Begin Data to process
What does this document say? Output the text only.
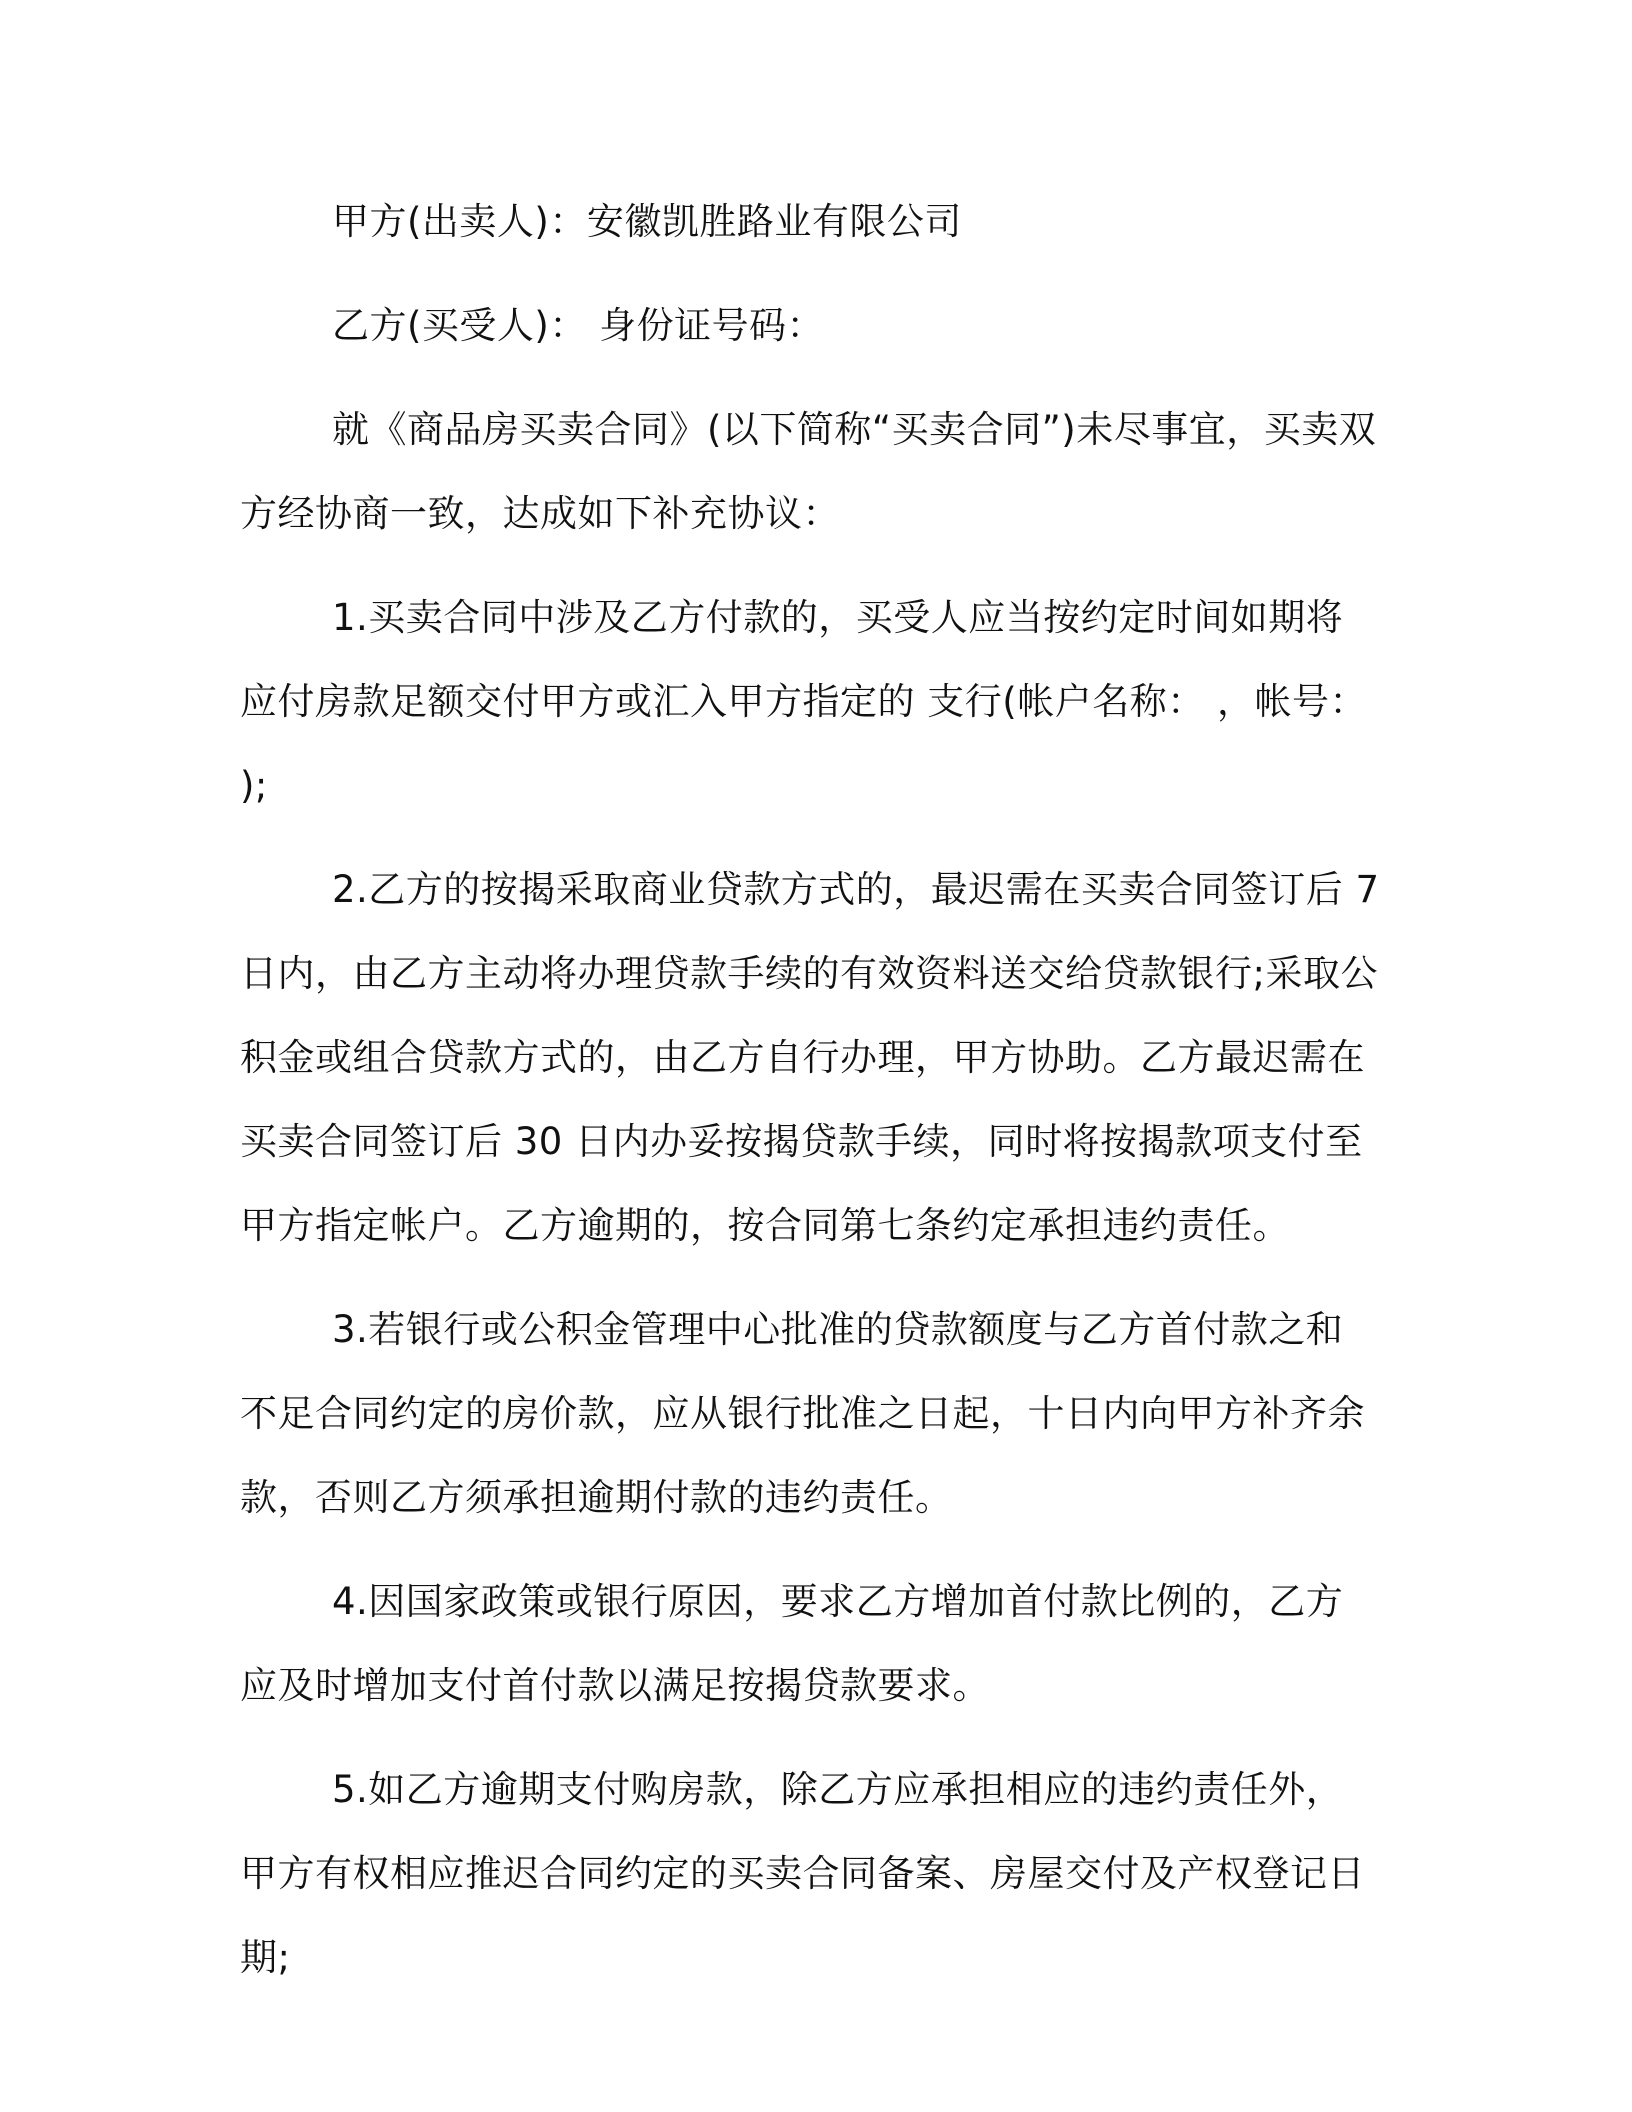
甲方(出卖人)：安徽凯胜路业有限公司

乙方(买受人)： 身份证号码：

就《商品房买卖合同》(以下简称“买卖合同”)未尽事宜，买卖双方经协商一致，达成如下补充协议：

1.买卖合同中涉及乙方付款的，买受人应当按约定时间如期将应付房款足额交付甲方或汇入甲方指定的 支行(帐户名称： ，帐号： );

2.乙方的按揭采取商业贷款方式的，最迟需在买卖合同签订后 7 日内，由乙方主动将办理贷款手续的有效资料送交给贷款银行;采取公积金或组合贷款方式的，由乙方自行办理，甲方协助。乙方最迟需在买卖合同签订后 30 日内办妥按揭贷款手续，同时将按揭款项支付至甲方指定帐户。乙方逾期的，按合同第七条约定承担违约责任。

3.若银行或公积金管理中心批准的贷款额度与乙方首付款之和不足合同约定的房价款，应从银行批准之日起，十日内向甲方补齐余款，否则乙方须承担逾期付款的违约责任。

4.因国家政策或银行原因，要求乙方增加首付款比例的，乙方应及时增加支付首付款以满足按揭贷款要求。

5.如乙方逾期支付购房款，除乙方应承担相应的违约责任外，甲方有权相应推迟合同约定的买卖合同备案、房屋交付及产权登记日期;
End Data to process
Begin Data to process
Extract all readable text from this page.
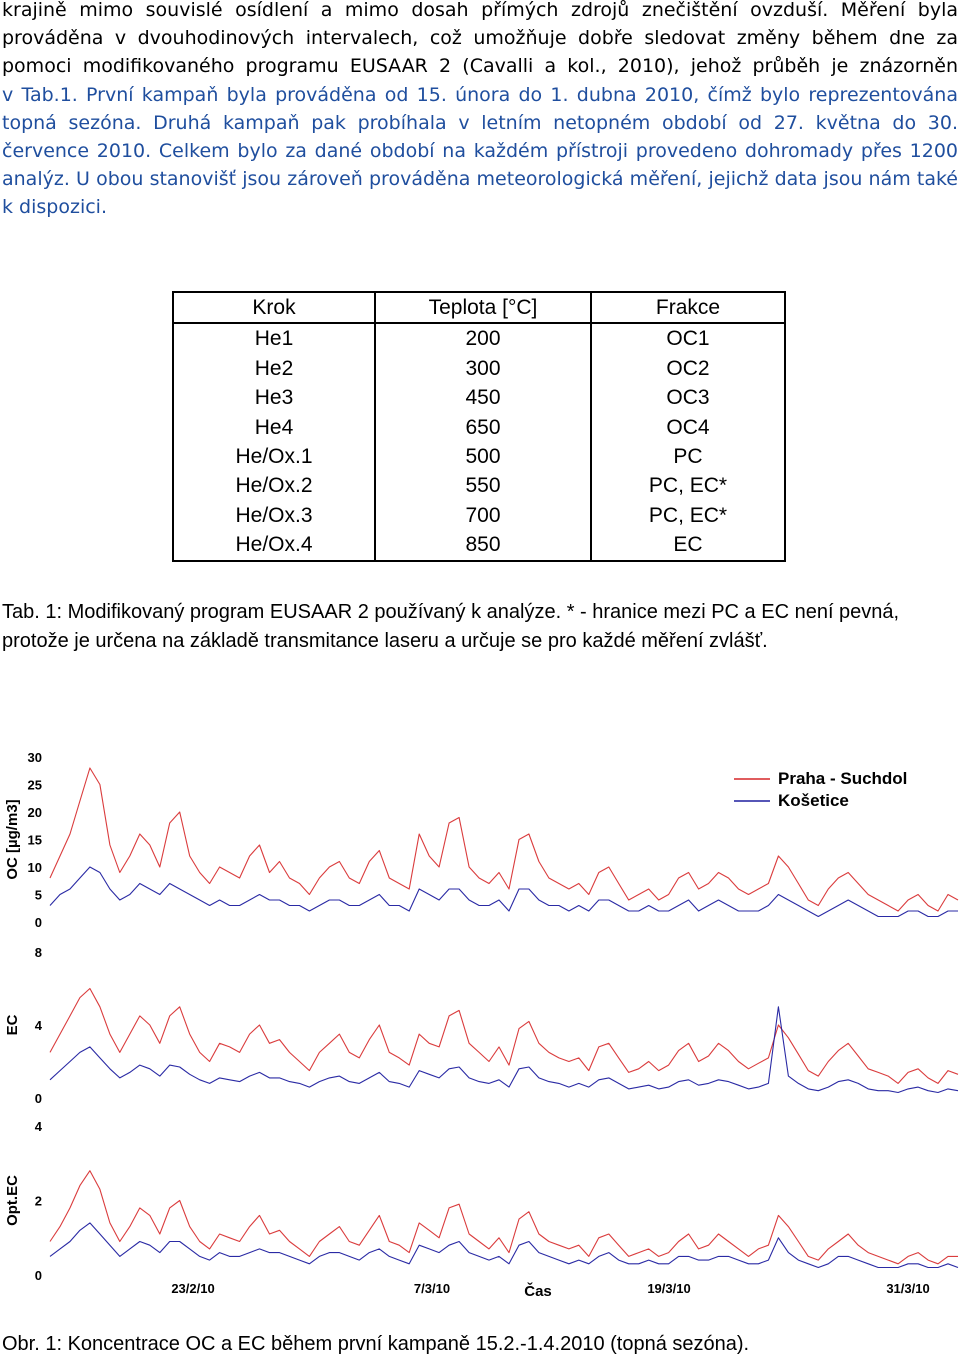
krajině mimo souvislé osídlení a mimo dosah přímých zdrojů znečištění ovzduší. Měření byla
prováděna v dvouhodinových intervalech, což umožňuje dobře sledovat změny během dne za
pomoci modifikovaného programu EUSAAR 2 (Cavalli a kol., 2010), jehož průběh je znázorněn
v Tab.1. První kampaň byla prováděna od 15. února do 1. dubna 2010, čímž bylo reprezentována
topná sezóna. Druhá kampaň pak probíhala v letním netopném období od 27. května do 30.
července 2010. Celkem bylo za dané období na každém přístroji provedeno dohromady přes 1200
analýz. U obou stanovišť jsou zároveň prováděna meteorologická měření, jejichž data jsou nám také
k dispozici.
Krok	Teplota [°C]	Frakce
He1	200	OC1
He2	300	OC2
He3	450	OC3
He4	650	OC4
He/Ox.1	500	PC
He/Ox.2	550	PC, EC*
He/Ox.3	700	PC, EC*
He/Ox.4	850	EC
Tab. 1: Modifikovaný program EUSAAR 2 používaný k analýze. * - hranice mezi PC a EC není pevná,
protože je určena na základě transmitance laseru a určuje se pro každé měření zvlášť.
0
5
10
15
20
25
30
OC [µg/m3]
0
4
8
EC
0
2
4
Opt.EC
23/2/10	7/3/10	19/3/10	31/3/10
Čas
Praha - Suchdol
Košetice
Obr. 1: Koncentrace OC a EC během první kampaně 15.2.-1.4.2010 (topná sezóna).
End Data to process
Begin Data to process
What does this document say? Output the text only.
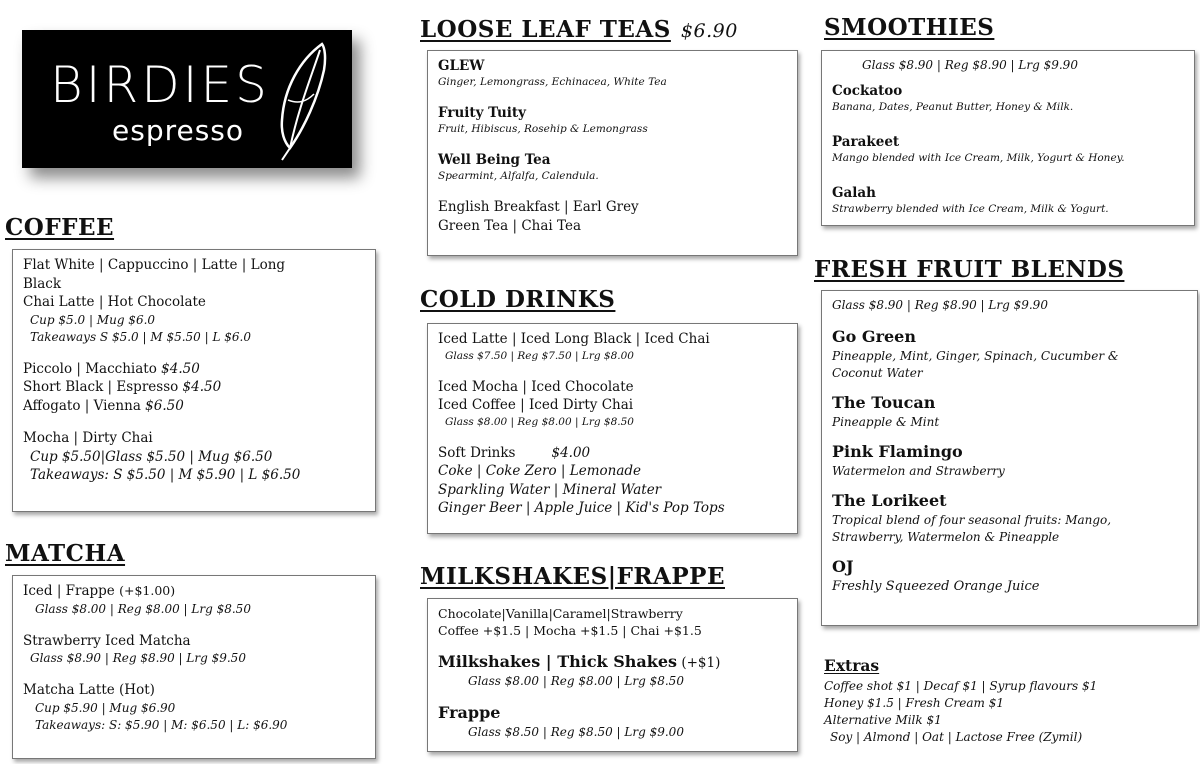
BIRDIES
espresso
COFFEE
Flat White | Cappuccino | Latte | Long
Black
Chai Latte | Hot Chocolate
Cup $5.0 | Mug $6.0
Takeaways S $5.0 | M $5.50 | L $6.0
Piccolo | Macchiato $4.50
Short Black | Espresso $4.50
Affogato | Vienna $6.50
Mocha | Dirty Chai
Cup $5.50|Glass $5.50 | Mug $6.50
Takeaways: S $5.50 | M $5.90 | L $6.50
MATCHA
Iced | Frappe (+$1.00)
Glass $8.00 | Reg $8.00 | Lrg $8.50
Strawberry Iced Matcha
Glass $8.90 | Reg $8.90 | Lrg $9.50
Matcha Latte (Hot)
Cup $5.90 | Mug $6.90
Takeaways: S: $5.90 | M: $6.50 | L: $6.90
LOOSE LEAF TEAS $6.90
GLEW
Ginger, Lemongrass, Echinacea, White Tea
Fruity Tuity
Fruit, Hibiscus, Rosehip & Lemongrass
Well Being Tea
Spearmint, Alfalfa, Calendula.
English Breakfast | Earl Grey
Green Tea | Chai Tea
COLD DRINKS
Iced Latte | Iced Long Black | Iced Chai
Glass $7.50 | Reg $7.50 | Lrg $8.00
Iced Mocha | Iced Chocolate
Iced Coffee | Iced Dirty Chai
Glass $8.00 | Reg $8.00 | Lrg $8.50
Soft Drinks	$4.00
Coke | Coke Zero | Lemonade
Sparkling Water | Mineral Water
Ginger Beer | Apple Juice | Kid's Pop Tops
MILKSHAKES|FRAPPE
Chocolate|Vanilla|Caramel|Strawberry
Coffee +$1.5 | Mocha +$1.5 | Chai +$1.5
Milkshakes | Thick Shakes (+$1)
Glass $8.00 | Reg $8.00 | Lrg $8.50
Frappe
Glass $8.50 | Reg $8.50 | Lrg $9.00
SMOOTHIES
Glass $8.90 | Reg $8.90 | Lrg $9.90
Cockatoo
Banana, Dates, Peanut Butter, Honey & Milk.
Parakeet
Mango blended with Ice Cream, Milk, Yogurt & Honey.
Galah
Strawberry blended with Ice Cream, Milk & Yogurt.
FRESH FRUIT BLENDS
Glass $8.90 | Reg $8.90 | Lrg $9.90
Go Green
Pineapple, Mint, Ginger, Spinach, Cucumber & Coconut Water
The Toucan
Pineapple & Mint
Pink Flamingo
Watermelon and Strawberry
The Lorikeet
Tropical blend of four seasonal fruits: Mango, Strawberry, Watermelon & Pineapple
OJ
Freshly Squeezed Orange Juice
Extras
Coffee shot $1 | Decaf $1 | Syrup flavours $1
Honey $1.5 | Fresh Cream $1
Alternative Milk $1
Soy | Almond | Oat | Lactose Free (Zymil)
End Data to process
Extract from the material all lines containing the string "White".

### Exercise answer
Flat White | Cappuccino | Latte | Long
Ginger, Lemongrass, Echinacea, White Tea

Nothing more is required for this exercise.